* _Requirement_
Identify all lines of the data containing the string "SDTVAR" and copy them.

[Recorded data]
┌────────

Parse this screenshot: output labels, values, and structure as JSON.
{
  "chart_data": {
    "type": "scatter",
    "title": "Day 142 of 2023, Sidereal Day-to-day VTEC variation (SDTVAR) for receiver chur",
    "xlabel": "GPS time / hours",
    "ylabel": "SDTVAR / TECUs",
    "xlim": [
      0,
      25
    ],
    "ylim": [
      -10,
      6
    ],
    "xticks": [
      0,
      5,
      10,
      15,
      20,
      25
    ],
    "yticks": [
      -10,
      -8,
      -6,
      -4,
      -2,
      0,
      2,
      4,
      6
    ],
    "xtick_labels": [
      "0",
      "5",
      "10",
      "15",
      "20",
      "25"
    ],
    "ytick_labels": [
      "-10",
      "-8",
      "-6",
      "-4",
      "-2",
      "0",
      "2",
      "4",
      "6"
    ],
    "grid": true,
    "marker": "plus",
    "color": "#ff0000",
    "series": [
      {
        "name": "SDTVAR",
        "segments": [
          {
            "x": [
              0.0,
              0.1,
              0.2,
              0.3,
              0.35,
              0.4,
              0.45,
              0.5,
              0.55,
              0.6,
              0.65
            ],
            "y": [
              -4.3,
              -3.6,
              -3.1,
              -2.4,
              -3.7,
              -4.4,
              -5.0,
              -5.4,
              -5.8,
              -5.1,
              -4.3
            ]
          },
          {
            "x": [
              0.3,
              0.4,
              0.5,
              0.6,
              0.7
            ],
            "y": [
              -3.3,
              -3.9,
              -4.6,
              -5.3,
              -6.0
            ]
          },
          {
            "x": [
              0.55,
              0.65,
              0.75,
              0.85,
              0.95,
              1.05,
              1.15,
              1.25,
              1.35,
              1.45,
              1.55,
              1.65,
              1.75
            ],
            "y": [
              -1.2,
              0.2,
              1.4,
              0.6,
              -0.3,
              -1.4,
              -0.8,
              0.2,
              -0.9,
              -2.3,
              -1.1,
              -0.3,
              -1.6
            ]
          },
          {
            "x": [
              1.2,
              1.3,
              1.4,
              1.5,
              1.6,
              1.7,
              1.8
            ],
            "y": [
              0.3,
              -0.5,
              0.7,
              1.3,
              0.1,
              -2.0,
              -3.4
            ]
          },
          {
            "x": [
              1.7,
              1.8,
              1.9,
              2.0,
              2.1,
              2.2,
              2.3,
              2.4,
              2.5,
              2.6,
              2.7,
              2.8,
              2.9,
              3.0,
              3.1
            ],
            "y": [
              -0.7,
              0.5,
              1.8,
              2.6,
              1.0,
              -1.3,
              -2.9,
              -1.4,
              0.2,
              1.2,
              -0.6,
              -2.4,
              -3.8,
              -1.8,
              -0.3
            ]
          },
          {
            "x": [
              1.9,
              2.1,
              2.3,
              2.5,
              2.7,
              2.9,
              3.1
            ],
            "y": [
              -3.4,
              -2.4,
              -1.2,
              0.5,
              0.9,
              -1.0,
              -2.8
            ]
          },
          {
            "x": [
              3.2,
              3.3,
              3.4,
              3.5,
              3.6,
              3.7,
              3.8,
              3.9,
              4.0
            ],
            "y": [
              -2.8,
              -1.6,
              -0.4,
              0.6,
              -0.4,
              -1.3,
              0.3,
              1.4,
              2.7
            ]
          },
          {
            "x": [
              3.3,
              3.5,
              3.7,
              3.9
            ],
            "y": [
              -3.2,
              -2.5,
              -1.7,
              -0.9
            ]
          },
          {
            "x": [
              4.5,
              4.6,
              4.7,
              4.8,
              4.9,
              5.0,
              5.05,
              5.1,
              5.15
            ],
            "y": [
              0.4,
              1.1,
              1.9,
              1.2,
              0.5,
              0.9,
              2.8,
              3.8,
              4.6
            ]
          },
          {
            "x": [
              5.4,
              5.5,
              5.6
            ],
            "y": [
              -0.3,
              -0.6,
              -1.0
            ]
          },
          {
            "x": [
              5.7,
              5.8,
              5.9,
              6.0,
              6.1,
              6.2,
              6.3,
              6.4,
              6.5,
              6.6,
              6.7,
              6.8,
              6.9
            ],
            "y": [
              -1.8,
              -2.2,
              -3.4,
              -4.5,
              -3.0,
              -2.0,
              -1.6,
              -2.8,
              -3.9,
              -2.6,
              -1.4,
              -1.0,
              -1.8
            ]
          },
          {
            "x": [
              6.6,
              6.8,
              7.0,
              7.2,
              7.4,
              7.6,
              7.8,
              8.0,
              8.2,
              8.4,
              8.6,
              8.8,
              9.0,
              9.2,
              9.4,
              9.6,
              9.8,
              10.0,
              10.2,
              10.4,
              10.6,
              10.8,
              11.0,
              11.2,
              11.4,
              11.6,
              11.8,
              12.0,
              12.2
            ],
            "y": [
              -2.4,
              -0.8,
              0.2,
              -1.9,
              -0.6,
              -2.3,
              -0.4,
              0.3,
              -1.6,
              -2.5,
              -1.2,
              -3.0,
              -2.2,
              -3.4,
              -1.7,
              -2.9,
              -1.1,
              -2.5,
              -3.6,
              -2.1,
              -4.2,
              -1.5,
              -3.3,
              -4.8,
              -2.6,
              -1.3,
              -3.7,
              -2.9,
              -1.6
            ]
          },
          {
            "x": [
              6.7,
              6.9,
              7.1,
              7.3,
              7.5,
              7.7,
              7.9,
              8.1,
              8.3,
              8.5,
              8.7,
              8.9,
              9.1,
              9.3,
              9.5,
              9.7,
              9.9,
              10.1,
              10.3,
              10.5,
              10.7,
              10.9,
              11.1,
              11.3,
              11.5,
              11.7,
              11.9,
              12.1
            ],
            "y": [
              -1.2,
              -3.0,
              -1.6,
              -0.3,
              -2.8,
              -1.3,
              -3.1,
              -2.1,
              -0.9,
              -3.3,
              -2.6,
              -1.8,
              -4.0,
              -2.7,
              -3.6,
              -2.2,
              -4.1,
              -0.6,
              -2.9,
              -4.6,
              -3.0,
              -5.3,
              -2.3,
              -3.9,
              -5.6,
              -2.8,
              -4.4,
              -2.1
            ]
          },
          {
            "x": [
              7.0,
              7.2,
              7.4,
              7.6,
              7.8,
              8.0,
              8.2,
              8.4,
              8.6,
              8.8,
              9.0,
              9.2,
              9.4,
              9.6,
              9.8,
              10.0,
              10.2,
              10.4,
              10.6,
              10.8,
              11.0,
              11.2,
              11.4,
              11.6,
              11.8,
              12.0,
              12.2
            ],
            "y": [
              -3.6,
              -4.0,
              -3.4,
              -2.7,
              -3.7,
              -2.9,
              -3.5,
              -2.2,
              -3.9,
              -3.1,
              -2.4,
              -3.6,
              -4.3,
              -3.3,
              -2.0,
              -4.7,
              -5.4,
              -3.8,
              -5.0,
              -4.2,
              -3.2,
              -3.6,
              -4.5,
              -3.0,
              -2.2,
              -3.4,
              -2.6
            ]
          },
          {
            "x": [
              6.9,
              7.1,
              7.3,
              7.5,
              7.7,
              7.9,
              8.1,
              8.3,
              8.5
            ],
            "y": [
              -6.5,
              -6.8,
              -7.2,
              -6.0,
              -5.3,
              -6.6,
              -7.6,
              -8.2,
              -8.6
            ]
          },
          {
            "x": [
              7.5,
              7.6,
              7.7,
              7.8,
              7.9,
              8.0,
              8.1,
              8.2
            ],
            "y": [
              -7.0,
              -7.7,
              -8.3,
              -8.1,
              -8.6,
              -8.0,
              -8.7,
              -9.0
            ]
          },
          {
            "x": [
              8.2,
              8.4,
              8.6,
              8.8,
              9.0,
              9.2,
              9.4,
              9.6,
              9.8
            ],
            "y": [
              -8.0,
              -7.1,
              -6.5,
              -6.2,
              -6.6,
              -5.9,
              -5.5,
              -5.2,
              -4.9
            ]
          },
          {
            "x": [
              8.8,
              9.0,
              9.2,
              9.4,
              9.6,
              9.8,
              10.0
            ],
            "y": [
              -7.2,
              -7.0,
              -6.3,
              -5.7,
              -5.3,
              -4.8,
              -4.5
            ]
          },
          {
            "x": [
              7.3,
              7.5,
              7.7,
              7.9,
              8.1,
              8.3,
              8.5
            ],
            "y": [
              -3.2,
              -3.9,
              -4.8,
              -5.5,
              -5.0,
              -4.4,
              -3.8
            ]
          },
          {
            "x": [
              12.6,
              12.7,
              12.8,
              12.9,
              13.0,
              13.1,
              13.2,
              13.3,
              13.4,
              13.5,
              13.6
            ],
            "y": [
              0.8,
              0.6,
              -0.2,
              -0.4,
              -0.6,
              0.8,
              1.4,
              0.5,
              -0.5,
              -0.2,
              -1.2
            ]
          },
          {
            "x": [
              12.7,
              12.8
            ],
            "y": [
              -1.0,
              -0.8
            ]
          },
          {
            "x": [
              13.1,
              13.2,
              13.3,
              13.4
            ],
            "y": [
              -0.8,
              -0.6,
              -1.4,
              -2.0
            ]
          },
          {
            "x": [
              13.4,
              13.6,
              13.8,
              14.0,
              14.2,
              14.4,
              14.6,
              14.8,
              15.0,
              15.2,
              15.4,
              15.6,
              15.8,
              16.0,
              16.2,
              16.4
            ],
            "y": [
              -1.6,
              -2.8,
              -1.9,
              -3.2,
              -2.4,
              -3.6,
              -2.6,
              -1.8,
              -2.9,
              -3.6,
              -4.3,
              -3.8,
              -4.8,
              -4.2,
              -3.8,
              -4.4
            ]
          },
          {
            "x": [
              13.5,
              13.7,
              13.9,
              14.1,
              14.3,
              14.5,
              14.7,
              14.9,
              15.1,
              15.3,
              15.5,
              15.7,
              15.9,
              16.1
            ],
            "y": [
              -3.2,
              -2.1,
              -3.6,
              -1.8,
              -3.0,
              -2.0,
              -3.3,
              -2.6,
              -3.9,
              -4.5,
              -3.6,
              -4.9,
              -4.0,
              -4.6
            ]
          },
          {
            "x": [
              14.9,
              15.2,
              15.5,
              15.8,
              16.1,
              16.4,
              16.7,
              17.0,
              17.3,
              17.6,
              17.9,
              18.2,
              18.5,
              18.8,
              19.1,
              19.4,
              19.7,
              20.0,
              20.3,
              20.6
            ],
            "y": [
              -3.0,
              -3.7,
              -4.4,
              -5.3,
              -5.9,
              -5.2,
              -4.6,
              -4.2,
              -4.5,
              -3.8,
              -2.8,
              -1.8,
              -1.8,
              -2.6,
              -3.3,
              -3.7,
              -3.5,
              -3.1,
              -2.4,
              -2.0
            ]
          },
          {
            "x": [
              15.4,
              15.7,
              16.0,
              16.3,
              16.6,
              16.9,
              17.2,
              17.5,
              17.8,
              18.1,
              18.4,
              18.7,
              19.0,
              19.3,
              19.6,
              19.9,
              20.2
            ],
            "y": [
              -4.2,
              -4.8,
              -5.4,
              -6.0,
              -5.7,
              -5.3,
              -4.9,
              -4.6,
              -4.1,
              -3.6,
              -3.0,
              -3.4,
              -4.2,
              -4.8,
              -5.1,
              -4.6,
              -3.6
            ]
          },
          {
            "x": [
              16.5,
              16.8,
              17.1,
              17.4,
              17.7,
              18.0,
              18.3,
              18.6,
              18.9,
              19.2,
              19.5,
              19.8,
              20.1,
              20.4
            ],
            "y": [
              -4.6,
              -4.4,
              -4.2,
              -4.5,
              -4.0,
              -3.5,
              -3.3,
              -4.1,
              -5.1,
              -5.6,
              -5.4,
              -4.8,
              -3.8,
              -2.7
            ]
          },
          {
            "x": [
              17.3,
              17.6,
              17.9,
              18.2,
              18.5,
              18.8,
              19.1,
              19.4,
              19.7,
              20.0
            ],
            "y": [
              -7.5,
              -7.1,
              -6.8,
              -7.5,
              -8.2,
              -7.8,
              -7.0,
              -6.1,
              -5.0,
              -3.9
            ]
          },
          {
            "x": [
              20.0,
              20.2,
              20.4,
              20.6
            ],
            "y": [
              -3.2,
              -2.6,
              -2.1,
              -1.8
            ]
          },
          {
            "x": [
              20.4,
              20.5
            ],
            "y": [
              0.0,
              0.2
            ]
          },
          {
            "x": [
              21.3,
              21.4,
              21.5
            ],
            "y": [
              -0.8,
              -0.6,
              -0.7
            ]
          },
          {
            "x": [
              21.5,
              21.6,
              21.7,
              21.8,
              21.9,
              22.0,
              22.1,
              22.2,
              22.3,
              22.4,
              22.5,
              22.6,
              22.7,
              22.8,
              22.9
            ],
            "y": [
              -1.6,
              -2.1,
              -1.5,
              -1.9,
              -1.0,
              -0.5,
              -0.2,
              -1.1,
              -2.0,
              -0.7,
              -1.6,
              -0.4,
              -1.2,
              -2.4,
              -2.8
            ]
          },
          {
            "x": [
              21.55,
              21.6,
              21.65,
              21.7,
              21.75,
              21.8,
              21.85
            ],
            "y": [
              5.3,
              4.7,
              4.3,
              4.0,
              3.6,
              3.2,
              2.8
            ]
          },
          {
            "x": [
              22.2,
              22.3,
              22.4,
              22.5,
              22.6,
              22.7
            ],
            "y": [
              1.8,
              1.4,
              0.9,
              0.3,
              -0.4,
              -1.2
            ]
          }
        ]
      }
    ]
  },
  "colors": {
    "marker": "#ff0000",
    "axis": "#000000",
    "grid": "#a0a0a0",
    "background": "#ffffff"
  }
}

└────────

* _The completed task_
    "title": "Day 142 of 2023, Sidereal Day-to-day VTEC variation (SDTVAR) for receiver chur",
    "ylabel": "SDTVAR / TECUs",
        "name": "SDTVAR",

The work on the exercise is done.